**Written request**
Type out all the records word for word. Any pictures are to be left out.

-- begin Material provided --

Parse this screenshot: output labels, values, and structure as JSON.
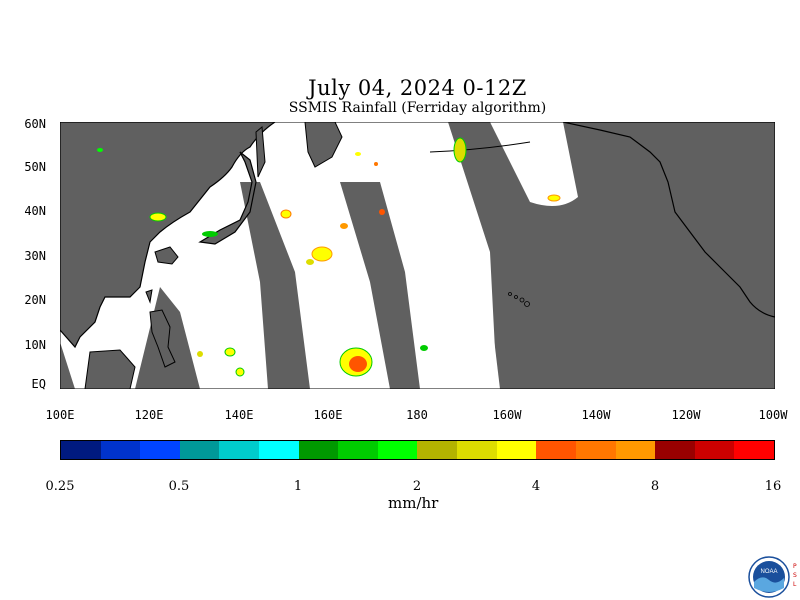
{
  "title": "July 04, 2024 0-12Z",
  "subtitle": "SSMIS Rainfall (Ferriday algorithm)",
  "lat_labels": [
    "60N",
    "50N",
    "40N",
    "30N",
    "20N",
    "10N",
    "EQ"
  ],
  "lon_labels": [
    "100E",
    "120E",
    "140E",
    "160E",
    "180",
    "160W",
    "140W",
    "120W",
    "100W"
  ],
  "colorbar": {
    "colors": [
      "#001a80",
      "#0033cc",
      "#0044ff",
      "#009999",
      "#00cccc",
      "#00ffff",
      "#009900",
      "#00cc00",
      "#00ff00",
      "#b3b300",
      "#dddd00",
      "#ffff00",
      "#ff5500",
      "#ff7700",
      "#ff9900",
      "#990000",
      "#cc0000",
      "#ff0000"
    ],
    "tick_labels": [
      "0.25",
      "0.5",
      "1",
      "2",
      "4",
      "8",
      "16"
    ],
    "unit": "mm/hr"
  },
  "map": {
    "region": "Western and Central Pacific, EQ–60N, 100E–100W",
    "land_color": "#606060",
    "data_color": "#ffffff",
    "no_data_color": "#606060"
  },
  "logo": {
    "name": "NOAA",
    "text": "NOAA",
    "side_text": [
      "P",
      "S",
      "L"
    ]
  }
}
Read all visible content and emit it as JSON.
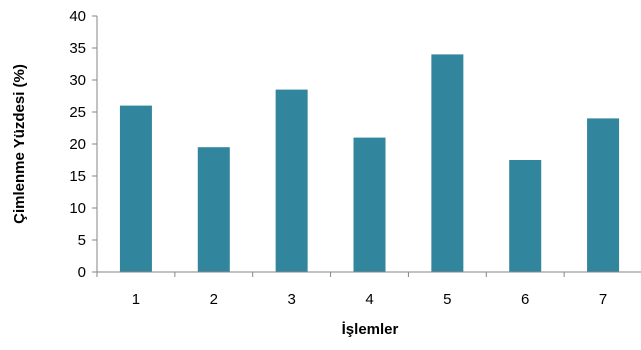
{
  "chart_data": {
    "type": "bar",
    "categories": [
      "1",
      "2",
      "3",
      "4",
      "5",
      "6",
      "7"
    ],
    "values": [
      26,
      19.5,
      28.5,
      21,
      34,
      17.5,
      24
    ],
    "xlabel": "İşlemler",
    "ylabel": "Çimlenme Yüzdesi (%)",
    "ylim": [
      0,
      40
    ],
    "yticks": [
      "0",
      "5",
      "10",
      "15",
      "20",
      "25",
      "30",
      "35",
      "40"
    ],
    "grid": false,
    "legend": "none",
    "bar_color": "#31859c"
  }
}
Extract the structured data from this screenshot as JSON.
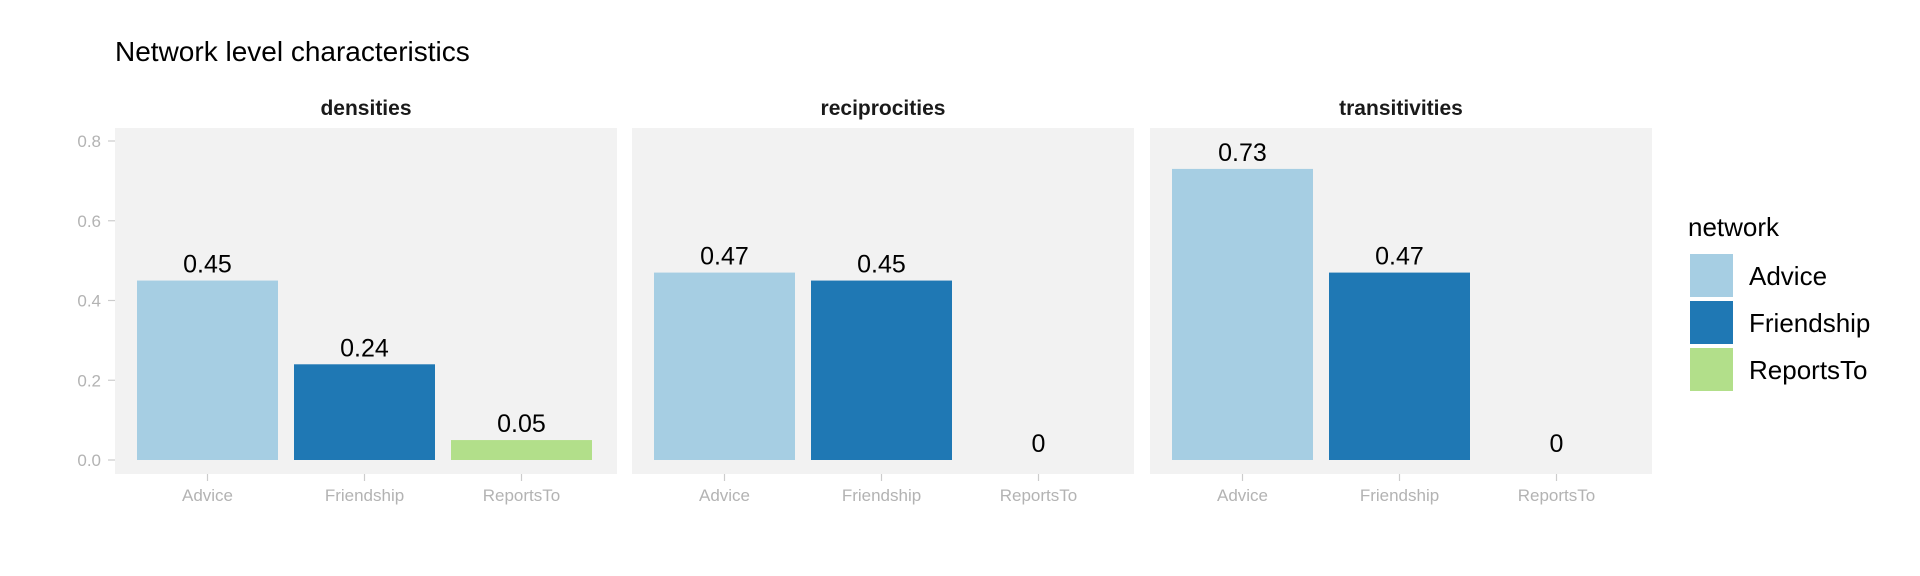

-- end Material provided --

**Solution to this task**
Parse this screenshot: output labels, values, and structure as JSON.
{
  "title": "July 04, 2024 0-12Z",
  "subtitle": "SSMIS Rainfall (Ferriday algorithm)",
  "lat_labels": [
    "60N",
    "50N",
    "40N",
    "30N",
    "20N",
    "10N",
    "EQ"
  ],
  "lon_labels": [
    "100E",
    "120E",
    "140E",
    "160E",
    "180",
    "160W",
    "140W",
    "120W",
    "100W"
  ],
  "colorbar": {
    "colors": [
      "#001a80",
      "#0033cc",
      "#0044ff",
      "#009999",
      "#00cccc",
      "#00ffff",
      "#009900",
      "#00cc00",
      "#00ff00",
      "#b3b300",
      "#dddd00",
      "#ffff00",
      "#ff5500",
      "#ff7700",
      "#ff9900",
      "#990000",
      "#cc0000",
      "#ff0000"
    ],
    "tick_labels": [
      "0.25",
      "0.5",
      "1",
      "2",
      "4",
      "8",
      "16"
    ],
    "unit": "mm/hr"
  },
  "map": {
    "region": "Western and Central Pacific, EQ–60N, 100E–100W",
    "land_color": "#606060",
    "data_color": "#ffffff",
    "no_data_color": "#606060"
  },
  "logo": {
    "name": "NOAA",
    "text": "NOAA",
    "side_text": [
      "P",
      "S",
      "L"
    ]
  }
}
Read all visible content and emit it as JSON.
{
  "chart_data": {
    "type": "bar",
    "categories": [
      "1",
      "2",
      "3",
      "4",
      "5",
      "6",
      "7"
    ],
    "values": [
      26,
      19.5,
      28.5,
      21,
      34,
      17.5,
      24
    ],
    "xlabel": "İşlemler",
    "ylabel": "Çimlenme Yüzdesi (%)",
    "ylim": [
      0,
      40
    ],
    "yticks": [
      "0",
      "5",
      "10",
      "15",
      "20",
      "25",
      "30",
      "35",
      "40"
    ],
    "grid": false,
    "legend": "none",
    "bar_color": "#31859c"
  }
}
Extract the structured data from this screenshot as JSON.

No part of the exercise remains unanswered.